§ **Exercise prompt**
Your answer should be a single number: the count of lines containing "ylabel".

Dataset rows about figures:
──────────
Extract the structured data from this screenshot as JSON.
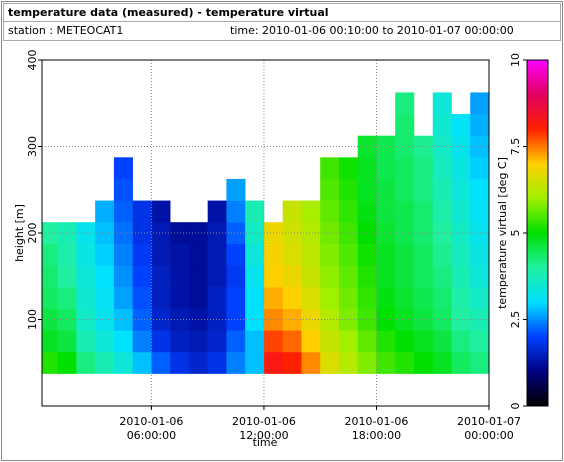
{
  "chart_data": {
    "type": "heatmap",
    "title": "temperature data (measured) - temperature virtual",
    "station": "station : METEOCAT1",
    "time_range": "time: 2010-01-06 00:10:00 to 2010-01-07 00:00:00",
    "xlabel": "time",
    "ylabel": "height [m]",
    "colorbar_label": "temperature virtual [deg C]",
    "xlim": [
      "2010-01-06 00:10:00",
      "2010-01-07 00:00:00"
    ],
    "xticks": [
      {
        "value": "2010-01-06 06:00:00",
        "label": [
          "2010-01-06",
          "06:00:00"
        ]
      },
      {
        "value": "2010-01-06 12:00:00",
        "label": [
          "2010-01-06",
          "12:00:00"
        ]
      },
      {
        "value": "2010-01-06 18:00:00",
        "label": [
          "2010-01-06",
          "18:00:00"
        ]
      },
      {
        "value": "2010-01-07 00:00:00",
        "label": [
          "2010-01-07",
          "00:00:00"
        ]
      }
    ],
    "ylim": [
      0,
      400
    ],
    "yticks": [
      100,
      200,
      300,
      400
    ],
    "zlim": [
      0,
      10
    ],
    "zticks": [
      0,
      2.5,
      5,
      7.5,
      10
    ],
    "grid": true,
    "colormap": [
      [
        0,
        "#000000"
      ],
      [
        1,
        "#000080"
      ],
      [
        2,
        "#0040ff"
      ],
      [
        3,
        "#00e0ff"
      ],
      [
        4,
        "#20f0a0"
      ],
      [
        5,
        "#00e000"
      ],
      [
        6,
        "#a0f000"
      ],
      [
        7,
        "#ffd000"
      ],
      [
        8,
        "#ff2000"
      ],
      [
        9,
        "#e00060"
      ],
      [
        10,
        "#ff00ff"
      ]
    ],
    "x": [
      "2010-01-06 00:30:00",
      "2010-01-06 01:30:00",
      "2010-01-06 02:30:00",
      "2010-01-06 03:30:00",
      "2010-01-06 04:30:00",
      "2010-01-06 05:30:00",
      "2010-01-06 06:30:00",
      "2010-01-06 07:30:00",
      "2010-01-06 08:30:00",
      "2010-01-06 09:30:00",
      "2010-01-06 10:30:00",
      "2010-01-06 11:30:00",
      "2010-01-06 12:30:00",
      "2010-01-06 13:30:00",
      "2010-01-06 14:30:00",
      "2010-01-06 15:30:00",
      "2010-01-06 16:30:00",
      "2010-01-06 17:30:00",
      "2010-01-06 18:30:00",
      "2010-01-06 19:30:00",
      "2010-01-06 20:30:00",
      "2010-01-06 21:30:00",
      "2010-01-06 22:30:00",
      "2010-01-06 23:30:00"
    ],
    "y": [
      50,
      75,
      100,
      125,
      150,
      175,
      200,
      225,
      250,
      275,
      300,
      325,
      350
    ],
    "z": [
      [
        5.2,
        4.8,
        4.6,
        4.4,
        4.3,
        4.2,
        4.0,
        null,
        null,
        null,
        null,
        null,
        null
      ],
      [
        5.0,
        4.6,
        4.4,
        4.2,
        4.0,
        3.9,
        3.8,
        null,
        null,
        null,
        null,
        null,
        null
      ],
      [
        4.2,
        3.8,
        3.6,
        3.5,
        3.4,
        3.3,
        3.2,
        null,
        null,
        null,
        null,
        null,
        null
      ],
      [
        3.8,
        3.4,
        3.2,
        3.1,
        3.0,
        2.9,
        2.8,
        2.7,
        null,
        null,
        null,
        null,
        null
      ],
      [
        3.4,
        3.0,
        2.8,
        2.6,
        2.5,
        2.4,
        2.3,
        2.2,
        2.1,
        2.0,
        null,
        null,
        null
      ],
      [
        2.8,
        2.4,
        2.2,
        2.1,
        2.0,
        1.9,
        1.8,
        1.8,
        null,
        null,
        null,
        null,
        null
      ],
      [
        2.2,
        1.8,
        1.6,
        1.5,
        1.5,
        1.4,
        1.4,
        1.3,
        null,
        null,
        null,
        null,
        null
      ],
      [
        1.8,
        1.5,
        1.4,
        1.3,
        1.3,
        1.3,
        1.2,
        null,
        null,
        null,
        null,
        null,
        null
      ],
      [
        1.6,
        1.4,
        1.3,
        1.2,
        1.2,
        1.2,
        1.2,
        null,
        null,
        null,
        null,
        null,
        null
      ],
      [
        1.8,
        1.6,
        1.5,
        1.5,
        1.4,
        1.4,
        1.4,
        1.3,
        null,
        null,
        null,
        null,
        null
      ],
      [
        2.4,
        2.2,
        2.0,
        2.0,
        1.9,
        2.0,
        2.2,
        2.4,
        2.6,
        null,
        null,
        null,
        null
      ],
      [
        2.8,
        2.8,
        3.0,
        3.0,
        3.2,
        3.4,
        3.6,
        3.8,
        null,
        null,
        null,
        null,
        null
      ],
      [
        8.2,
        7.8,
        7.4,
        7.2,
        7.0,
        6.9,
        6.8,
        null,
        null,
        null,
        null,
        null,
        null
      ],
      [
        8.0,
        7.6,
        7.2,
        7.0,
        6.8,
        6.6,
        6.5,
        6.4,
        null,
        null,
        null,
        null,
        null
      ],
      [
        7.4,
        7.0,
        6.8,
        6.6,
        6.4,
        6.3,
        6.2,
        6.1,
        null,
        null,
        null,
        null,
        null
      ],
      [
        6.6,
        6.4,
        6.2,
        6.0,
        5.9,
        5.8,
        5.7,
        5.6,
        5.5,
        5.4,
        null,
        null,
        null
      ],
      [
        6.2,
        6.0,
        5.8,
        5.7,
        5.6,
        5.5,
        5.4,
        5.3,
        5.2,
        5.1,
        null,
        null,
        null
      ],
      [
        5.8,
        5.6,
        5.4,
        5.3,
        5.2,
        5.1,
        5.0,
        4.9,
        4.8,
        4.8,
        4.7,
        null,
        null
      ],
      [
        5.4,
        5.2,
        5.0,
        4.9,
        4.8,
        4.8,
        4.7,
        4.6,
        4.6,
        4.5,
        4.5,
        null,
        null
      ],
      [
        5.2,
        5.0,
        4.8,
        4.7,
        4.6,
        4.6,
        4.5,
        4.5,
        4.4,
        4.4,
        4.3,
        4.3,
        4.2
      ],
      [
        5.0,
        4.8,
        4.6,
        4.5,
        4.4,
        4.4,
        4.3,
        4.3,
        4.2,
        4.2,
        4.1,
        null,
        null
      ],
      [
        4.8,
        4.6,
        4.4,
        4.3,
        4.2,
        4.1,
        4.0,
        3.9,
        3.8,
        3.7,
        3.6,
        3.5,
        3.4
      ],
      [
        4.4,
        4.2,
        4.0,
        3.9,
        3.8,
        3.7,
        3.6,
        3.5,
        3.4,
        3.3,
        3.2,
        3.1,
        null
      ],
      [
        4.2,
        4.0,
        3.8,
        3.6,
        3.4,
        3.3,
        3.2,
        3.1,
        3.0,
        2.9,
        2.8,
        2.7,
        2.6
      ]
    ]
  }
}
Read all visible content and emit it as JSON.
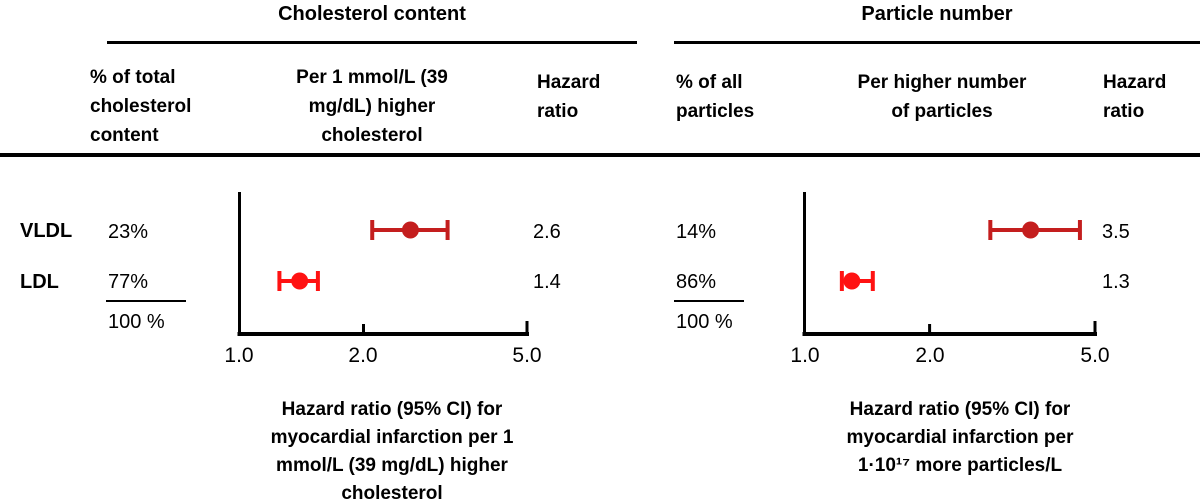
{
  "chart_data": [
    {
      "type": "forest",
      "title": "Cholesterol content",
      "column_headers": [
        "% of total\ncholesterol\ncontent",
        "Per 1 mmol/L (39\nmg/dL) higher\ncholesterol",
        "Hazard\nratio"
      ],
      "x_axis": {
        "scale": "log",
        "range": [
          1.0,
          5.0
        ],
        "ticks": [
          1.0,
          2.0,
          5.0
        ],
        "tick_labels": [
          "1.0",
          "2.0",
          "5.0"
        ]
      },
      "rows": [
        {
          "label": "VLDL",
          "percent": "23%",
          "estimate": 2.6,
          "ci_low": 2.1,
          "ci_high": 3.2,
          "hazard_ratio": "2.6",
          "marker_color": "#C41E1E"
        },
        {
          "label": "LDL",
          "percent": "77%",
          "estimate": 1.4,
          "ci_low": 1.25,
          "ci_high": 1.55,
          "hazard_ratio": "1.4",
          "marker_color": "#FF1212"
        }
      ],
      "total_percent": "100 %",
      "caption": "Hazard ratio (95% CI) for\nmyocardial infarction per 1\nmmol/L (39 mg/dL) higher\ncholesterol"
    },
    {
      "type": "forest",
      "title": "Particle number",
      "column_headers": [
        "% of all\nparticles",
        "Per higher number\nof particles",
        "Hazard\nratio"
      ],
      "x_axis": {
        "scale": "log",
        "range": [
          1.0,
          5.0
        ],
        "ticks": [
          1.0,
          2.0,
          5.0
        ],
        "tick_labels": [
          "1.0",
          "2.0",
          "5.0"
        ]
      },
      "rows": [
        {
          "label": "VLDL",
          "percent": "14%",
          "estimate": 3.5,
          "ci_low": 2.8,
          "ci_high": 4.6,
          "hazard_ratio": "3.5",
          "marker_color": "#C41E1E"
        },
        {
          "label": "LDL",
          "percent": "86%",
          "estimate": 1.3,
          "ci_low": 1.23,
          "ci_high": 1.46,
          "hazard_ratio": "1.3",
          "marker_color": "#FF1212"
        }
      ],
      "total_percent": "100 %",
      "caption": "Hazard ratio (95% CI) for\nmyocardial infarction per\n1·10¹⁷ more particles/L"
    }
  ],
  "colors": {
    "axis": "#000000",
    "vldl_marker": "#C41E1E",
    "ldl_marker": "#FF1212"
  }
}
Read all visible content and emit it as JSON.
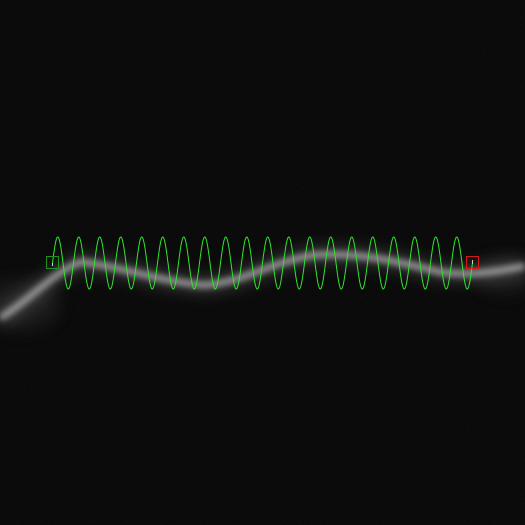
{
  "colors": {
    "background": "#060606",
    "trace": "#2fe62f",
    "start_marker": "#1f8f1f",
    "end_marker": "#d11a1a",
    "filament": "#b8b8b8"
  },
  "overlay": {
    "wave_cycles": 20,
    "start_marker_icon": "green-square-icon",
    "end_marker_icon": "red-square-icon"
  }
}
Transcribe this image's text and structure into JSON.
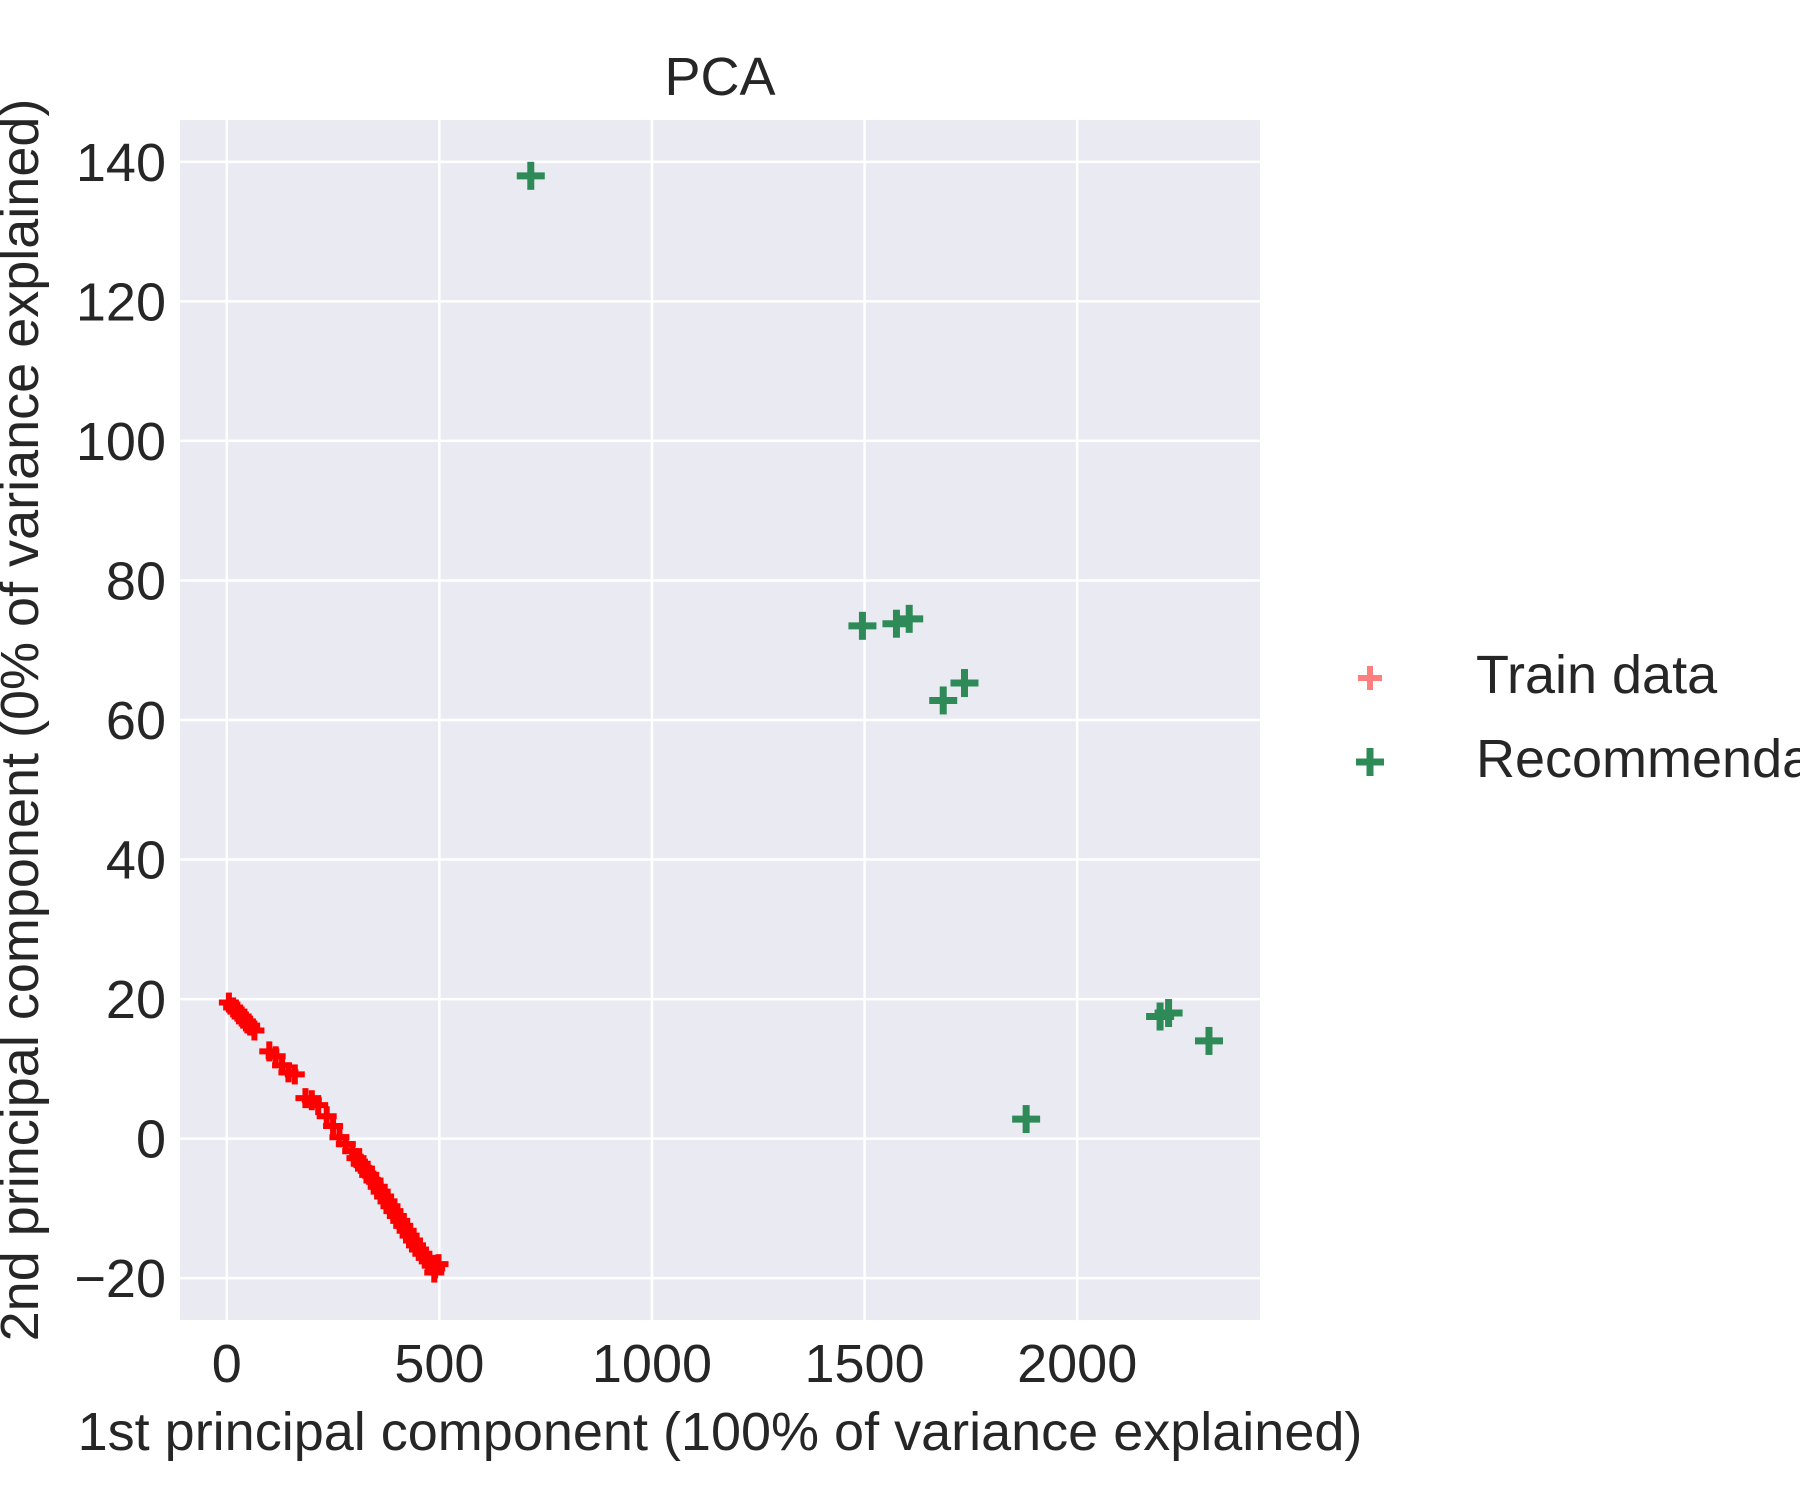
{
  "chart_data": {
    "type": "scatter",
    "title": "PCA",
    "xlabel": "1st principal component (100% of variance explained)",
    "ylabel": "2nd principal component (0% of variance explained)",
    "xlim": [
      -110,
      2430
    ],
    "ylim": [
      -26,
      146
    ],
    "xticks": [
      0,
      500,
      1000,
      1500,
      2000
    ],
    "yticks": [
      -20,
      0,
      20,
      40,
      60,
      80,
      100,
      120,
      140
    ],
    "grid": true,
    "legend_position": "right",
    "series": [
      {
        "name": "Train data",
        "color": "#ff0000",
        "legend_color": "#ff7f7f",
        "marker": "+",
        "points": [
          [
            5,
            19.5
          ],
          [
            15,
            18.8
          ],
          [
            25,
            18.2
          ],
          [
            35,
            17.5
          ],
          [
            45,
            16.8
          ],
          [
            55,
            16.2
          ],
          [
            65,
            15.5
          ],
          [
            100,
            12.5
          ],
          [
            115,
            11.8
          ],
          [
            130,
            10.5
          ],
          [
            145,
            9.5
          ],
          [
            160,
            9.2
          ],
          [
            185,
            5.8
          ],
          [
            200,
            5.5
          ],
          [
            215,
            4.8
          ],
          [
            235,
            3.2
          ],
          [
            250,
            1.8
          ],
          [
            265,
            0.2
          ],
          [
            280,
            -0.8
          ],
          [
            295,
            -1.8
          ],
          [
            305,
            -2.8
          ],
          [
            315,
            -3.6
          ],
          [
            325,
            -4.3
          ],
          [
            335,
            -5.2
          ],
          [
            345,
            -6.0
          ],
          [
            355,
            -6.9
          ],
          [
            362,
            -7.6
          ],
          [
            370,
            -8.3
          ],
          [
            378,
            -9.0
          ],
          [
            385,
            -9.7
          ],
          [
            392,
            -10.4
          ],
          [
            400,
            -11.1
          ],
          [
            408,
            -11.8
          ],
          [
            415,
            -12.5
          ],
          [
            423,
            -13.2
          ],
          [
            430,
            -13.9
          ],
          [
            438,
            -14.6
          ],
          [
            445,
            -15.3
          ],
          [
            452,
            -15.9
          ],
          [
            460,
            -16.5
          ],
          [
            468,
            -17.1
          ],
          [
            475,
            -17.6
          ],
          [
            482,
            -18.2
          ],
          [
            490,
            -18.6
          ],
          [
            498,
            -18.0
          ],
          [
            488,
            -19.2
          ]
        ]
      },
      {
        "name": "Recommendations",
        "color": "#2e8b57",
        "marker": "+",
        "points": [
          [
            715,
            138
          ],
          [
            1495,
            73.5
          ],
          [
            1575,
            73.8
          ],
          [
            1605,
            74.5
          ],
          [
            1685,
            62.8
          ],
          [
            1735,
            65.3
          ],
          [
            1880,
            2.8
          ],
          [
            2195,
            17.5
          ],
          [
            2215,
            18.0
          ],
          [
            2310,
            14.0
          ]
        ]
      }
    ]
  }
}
──────────
§ **Response to this exercise**
2